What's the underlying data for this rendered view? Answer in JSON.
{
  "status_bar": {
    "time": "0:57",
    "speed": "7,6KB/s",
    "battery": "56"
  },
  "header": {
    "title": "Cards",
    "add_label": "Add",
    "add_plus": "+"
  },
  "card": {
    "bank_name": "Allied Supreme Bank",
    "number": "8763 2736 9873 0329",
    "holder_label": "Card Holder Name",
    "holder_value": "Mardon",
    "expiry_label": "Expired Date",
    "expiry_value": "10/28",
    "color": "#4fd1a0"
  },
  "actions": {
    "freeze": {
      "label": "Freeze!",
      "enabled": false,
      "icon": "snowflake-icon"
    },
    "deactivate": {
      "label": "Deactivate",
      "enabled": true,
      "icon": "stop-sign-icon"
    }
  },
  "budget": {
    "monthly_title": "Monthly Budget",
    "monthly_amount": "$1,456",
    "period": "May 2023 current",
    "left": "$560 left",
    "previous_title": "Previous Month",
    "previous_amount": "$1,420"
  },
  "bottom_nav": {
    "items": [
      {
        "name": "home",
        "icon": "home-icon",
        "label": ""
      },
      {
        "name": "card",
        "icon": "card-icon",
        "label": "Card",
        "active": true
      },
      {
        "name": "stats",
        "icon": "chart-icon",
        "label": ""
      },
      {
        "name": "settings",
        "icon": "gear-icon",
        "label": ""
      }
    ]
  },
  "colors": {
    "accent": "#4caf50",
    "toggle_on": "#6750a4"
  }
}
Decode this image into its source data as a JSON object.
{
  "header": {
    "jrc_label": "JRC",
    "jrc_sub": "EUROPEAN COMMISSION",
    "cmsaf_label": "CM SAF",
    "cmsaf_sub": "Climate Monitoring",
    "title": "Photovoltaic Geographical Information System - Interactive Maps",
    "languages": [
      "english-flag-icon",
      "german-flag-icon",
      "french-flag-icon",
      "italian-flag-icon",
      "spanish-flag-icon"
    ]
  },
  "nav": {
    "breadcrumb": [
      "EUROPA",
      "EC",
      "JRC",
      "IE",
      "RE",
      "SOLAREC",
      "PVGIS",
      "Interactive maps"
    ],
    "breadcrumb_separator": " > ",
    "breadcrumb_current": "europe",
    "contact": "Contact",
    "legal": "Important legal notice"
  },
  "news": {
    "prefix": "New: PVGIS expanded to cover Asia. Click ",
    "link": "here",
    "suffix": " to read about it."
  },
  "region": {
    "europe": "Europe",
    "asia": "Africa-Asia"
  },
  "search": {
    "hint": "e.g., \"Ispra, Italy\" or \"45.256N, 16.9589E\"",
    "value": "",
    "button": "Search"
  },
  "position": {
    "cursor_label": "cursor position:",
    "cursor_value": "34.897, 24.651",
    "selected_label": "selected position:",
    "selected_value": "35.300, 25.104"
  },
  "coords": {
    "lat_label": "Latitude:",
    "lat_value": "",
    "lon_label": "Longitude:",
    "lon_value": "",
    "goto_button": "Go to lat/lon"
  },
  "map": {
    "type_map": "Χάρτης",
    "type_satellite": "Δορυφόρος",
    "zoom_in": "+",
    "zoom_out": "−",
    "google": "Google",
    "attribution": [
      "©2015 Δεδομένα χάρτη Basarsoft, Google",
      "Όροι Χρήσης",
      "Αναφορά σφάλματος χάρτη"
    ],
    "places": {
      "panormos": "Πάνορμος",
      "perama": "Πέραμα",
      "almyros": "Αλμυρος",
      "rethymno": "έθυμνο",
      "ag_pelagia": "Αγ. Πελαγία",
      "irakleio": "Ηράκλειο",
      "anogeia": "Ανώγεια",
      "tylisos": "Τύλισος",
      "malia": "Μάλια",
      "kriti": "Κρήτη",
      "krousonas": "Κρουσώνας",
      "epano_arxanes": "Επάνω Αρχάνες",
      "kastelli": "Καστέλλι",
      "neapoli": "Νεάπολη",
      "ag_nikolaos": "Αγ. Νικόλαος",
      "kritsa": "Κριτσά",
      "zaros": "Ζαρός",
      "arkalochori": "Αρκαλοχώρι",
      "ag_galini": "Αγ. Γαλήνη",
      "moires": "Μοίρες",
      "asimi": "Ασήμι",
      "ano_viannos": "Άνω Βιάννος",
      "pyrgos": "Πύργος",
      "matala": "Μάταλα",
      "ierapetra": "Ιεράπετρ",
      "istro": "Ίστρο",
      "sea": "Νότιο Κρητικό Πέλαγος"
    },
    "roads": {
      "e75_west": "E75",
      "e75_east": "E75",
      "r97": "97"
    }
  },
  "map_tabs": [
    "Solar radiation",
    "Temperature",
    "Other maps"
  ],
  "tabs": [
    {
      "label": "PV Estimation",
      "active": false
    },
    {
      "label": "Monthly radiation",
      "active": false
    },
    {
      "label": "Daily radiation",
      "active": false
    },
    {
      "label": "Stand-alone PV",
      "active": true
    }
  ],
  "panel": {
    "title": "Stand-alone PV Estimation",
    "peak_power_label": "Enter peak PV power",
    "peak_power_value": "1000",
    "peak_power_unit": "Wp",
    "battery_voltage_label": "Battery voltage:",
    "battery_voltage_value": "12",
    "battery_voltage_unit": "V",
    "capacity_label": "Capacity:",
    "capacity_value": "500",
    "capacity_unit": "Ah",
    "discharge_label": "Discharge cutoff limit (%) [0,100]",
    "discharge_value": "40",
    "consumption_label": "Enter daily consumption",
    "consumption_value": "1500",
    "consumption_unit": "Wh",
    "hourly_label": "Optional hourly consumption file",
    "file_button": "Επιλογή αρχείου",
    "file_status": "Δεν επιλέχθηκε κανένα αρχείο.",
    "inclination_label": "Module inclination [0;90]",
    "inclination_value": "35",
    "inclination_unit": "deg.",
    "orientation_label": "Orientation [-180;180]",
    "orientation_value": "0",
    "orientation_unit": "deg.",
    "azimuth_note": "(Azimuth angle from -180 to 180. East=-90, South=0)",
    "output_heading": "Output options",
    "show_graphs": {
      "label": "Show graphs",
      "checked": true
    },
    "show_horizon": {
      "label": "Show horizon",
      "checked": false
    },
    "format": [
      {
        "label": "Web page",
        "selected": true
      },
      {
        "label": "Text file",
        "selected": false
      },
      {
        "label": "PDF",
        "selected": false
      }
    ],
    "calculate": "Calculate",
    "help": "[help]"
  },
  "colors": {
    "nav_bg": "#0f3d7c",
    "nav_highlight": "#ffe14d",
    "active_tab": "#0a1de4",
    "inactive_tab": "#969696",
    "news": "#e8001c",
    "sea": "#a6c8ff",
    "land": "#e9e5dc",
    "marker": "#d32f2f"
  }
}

- **Exercise details**
Write out the material from the first line to the last, exactly.

- **Solution to this problem**
What's the underlying data for this rendered view? Answer in JSON.
{
  "status_bar": {
    "time": "0:57",
    "speed": "7,6KB/s",
    "battery": "56"
  },
  "header": {
    "title": "Cards",
    "add_label": "Add",
    "add_plus": "+"
  },
  "card": {
    "bank_name": "Allied Supreme Bank",
    "number": "8763 2736 9873 0329",
    "holder_label": "Card Holder Name",
    "holder_value": "Mardon",
    "expiry_label": "Expired Date",
    "expiry_value": "10/28",
    "color": "#4fd1a0"
  },
  "actions": {
    "freeze": {
      "label": "Freeze!",
      "enabled": false,
      "icon": "snowflake-icon"
    },
    "deactivate": {
      "label": "Deactivate",
      "enabled": true,
      "icon": "stop-sign-icon"
    }
  },
  "budget": {
    "monthly_title": "Monthly Budget",
    "monthly_amount": "$1,456",
    "period": "May 2023 current",
    "left": "$560 left",
    "previous_title": "Previous Month",
    "previous_amount": "$1,420"
  },
  "bottom_nav": {
    "items": [
      {
        "name": "home",
        "icon": "home-icon",
        "label": ""
      },
      {
        "name": "card",
        "icon": "card-icon",
        "label": "Card",
        "active": true
      },
      {
        "name": "stats",
        "icon": "chart-icon",
        "label": ""
      },
      {
        "name": "settings",
        "icon": "gear-icon",
        "label": ""
      }
    ]
  },
  "colors": {
    "accent": "#4caf50",
    "toggle_on": "#6750a4"
  }
}
Decode this image into its source data as a JSON object.
{
  "header": {
    "jrc_label": "JRC",
    "jrc_sub": "EUROPEAN COMMISSION",
    "cmsaf_label": "CM SAF",
    "cmsaf_sub": "Climate Monitoring",
    "title": "Photovoltaic Geographical Information System - Interactive Maps",
    "languages": [
      "english-flag-icon",
      "german-flag-icon",
      "french-flag-icon",
      "italian-flag-icon",
      "spanish-flag-icon"
    ]
  },
  "nav": {
    "breadcrumb": [
      "EUROPA",
      "EC",
      "JRC",
      "IE",
      "RE",
      "SOLAREC",
      "PVGIS",
      "Interactive maps"
    ],
    "breadcrumb_separator": " > ",
    "breadcrumb_current": "europe",
    "contact": "Contact",
    "legal": "Important legal notice"
  },
  "news": {
    "prefix": "New: PVGIS expanded to cover Asia. Click ",
    "link": "here",
    "suffix": " to read about it."
  },
  "region": {
    "europe": "Europe",
    "asia": "Africa-Asia"
  },
  "search": {
    "hint": "e.g., \"Ispra, Italy\" or \"45.256N, 16.9589E\"",
    "value": "",
    "button": "Search"
  },
  "position": {
    "cursor_label": "cursor position:",
    "cursor_value": "34.897, 24.651",
    "selected_label": "selected position:",
    "selected_value": "35.300, 25.104"
  },
  "coords": {
    "lat_label": "Latitude:",
    "lat_value": "",
    "lon_label": "Longitude:",
    "lon_value": "",
    "goto_button": "Go to lat/lon"
  },
  "map": {
    "type_map": "Χάρτης",
    "type_satellite": "Δορυφόρος",
    "zoom_in": "+",
    "zoom_out": "−",
    "google": "Google",
    "attribution": [
      "©2015 Δεδομένα χάρτη Basarsoft, Google",
      "Όροι Χρήσης",
      "Αναφορά σφάλματος χάρτη"
    ],
    "places": {
      "panormos": "Πάνορμος",
      "perama": "Πέραμα",
      "almyros": "Αλμυρος",
      "rethymno": "έθυμνο",
      "ag_pelagia": "Αγ. Πελαγία",
      "irakleio": "Ηράκλειο",
      "anogeia": "Ανώγεια",
      "tylisos": "Τύλισος",
      "malia": "Μάλια",
      "kriti": "Κρήτη",
      "krousonas": "Κρουσώνας",
      "epano_arxanes": "Επάνω Αρχάνες",
      "kastelli": "Καστέλλι",
      "neapoli": "Νεάπολη",
      "ag_nikolaos": "Αγ. Νικόλαος",
      "kritsa": "Κριτσά",
      "zaros": "Ζαρός",
      "arkalochori": "Αρκαλοχώρι",
      "ag_galini": "Αγ. Γαλήνη",
      "moires": "Μοίρες",
      "asimi": "Ασήμι",
      "ano_viannos": "Άνω Βιάννος",
      "pyrgos": "Πύργος",
      "matala": "Μάταλα",
      "ierapetra": "Ιεράπετρ",
      "istro": "Ίστρο",
      "sea": "Νότιο Κρητικό Πέλαγος"
    },
    "roads": {
      "e75_west": "E75",
      "e75_east": "E75",
      "r97": "97"
    }
  },
  "map_tabs": [
    "Solar radiation",
    "Temperature",
    "Other maps"
  ],
  "tabs": [
    {
      "label": "PV Estimation",
      "active": false
    },
    {
      "label": "Monthly radiation",
      "active": false
    },
    {
      "label": "Daily radiation",
      "active": false
    },
    {
      "label": "Stand-alone PV",
      "active": true
    }
  ],
  "panel": {
    "title": "Stand-alone PV Estimation",
    "peak_power_label": "Enter peak PV power",
    "peak_power_value": "1000",
    "peak_power_unit": "Wp",
    "battery_voltage_label": "Battery voltage:",
    "battery_voltage_value": "12",
    "battery_voltage_unit": "V",
    "capacity_label": "Capacity:",
    "capacity_value": "500",
    "capacity_unit": "Ah",
    "discharge_label": "Discharge cutoff limit (%) [0,100]",
    "discharge_value": "40",
    "consumption_label": "Enter daily consumption",
    "consumption_value": "1500",
    "consumption_unit": "Wh",
    "hourly_label": "Optional hourly consumption file",
    "file_button": "Επιλογή αρχείου",
    "file_status": "Δεν επιλέχθηκε κανένα αρχείο.",
    "inclination_label": "Module inclination [0;90]",
    "inclination_value": "35",
    "inclination_unit": "deg.",
    "orientation_label": "Orientation [-180;180]",
    "orientation_value": "0",
    "orientation_unit": "deg.",
    "azimuth_note": "(Azimuth angle from -180 to 180. East=-90, South=0)",
    "output_heading": "Output options",
    "show_graphs": {
      "label": "Show graphs",
      "checked": true
    },
    "show_horizon": {
      "label": "Show horizon",
      "checked": false
    },
    "format": [
      {
        "label": "Web page",
        "selected": true
      },
      {
        "label": "Text file",
        "selected": false
      },
      {
        "label": "PDF",
        "selected": false
      }
    ],
    "calculate": "Calculate",
    "help": "[help]"
  },
  "colors": {
    "nav_bg": "#0f3d7c",
    "nav_highlight": "#ffe14d",
    "active_tab": "#0a1de4",
    "inactive_tab": "#969696",
    "news": "#e8001c",
    "sea": "#a6c8ff",
    "land": "#e9e5dc",
    "marker": "#d32f2f"
  }
}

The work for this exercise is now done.